-------- Dataset records

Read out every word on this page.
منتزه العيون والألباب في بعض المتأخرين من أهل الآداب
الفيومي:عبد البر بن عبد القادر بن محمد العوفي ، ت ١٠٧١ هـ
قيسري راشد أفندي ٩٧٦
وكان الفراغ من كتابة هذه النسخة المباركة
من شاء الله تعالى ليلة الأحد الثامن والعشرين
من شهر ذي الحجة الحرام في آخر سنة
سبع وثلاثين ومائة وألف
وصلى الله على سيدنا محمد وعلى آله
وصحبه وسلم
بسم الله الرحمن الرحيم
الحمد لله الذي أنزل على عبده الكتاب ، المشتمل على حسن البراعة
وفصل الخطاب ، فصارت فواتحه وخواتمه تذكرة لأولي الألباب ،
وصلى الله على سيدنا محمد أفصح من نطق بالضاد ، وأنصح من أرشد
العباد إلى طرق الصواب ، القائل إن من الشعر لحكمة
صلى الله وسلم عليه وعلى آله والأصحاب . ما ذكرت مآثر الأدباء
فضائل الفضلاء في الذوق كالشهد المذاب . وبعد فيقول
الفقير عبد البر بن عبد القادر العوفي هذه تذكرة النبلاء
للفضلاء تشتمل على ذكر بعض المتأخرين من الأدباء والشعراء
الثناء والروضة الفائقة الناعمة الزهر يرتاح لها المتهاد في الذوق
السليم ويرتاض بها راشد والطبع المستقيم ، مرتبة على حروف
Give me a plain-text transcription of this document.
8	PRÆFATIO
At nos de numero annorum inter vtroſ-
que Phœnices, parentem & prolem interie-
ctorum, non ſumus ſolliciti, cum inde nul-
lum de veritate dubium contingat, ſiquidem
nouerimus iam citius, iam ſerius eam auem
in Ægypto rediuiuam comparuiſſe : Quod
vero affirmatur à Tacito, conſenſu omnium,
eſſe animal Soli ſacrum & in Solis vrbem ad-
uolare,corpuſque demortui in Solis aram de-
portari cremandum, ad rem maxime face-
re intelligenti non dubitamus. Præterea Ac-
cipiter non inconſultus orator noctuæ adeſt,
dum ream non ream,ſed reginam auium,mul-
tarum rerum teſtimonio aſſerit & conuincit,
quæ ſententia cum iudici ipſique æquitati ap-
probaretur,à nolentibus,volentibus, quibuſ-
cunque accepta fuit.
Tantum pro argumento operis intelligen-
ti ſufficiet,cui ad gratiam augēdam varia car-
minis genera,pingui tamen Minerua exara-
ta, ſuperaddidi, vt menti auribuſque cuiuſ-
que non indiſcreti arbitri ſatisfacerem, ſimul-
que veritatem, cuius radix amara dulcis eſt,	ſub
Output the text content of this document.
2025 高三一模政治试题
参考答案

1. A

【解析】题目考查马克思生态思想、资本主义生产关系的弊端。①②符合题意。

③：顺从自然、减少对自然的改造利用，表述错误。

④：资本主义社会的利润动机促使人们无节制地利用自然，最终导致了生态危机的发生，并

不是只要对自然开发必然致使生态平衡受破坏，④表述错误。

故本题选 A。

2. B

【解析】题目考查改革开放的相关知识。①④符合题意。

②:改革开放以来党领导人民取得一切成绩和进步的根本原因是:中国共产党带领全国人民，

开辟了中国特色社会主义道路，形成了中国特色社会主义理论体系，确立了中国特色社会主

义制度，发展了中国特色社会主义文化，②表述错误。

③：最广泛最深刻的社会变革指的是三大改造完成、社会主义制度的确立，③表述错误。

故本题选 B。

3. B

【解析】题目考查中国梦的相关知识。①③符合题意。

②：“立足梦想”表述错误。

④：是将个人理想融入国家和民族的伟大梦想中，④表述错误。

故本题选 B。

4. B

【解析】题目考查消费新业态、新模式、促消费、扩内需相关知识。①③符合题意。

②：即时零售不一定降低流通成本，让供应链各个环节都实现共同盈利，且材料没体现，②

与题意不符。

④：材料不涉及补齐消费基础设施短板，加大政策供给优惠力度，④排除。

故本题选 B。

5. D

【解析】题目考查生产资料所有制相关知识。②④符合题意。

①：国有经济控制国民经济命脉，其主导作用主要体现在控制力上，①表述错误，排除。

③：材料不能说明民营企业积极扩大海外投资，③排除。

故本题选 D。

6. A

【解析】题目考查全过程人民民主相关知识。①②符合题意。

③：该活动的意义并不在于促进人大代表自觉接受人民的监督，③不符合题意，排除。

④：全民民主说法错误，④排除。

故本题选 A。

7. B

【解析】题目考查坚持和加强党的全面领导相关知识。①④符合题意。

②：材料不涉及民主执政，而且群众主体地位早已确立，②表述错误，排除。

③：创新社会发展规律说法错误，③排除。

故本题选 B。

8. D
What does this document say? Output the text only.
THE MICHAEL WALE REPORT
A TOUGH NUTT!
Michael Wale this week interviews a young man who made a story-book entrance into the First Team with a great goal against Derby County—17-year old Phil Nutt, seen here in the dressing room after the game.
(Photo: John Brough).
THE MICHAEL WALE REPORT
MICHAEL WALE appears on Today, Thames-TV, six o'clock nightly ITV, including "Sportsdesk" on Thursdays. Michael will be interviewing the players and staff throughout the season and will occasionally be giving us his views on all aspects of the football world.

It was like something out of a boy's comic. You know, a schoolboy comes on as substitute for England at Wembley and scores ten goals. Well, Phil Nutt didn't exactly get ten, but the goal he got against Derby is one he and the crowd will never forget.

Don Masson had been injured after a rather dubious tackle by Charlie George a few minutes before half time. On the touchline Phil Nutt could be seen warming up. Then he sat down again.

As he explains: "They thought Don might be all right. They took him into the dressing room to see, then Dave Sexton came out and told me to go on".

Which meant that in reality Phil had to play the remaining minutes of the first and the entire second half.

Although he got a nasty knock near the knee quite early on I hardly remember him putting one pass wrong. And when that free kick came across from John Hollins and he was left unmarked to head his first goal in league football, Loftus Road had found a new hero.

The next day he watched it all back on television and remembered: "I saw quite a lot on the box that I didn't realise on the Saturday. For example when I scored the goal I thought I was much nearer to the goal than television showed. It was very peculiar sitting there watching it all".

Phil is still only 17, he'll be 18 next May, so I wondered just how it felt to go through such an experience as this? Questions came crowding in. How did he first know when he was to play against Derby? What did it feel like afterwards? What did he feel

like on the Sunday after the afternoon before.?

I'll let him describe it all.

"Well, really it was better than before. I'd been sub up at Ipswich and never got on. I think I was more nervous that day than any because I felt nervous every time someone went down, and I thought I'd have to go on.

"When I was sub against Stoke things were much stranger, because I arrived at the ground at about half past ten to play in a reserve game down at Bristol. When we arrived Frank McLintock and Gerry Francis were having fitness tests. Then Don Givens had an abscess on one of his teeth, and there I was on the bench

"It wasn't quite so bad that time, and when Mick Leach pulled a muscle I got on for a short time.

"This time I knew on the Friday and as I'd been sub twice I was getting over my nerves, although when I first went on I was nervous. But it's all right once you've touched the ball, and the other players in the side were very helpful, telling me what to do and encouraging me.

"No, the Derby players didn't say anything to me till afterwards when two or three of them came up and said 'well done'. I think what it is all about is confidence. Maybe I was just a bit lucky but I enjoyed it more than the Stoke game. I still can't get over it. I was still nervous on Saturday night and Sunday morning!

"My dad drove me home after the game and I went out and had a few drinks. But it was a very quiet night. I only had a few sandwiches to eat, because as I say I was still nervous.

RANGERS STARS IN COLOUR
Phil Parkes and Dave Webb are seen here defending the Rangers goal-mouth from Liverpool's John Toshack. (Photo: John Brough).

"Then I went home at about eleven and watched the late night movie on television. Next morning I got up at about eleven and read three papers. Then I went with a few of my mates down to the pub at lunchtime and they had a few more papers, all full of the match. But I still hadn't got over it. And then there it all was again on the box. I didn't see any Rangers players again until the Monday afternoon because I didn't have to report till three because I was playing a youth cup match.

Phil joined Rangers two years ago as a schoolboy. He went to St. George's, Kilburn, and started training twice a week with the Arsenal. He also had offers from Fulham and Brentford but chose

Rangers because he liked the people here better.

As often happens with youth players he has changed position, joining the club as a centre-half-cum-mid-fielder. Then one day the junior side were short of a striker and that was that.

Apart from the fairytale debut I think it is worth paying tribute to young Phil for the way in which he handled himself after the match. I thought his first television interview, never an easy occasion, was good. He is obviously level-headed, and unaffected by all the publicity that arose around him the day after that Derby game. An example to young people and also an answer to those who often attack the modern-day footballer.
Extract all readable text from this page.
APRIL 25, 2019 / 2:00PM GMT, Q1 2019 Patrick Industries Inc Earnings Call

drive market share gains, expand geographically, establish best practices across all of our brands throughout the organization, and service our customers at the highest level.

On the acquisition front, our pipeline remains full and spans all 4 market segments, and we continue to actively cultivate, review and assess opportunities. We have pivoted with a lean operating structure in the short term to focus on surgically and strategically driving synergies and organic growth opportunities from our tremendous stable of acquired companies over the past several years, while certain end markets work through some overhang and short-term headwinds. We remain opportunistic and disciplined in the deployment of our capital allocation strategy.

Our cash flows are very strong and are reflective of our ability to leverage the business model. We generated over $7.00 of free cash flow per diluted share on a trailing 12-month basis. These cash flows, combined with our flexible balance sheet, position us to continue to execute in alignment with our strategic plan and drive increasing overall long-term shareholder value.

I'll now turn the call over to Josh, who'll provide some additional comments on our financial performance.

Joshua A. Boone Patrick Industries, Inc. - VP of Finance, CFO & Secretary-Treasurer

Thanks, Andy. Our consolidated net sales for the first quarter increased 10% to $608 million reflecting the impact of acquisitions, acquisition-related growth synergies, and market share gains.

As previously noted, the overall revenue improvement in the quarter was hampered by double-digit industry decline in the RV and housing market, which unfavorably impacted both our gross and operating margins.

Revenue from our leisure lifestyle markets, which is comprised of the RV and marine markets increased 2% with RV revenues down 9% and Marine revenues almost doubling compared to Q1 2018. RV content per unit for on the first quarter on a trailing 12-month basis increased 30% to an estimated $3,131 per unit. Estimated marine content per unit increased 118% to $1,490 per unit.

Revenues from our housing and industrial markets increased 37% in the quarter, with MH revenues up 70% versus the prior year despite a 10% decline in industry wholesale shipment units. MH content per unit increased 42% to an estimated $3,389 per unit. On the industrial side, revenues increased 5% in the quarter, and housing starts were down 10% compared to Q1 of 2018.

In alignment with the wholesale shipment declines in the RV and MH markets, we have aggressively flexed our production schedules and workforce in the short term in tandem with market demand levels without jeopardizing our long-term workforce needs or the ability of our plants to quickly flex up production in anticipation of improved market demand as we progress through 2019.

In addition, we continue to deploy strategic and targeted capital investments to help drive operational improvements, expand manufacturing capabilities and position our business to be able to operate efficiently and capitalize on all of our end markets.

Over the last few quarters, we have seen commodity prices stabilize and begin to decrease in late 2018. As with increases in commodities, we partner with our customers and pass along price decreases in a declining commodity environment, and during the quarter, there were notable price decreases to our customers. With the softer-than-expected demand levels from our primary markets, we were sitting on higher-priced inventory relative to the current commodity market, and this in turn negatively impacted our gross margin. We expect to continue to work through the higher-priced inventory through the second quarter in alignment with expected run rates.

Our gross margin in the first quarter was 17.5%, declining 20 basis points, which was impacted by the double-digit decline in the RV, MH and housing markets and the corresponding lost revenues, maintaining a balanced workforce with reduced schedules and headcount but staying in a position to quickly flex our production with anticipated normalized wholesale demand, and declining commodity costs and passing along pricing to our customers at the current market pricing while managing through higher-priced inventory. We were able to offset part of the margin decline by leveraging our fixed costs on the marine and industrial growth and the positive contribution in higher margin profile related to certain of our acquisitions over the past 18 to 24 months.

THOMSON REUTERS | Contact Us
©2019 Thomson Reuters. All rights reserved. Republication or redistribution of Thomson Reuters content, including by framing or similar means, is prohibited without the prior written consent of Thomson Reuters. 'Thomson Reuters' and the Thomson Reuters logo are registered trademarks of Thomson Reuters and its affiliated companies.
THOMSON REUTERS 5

----------------

§ Aim: Give only the number of lines in the preceding material that contain the string "الذوق".

§ Solution to the problem: 2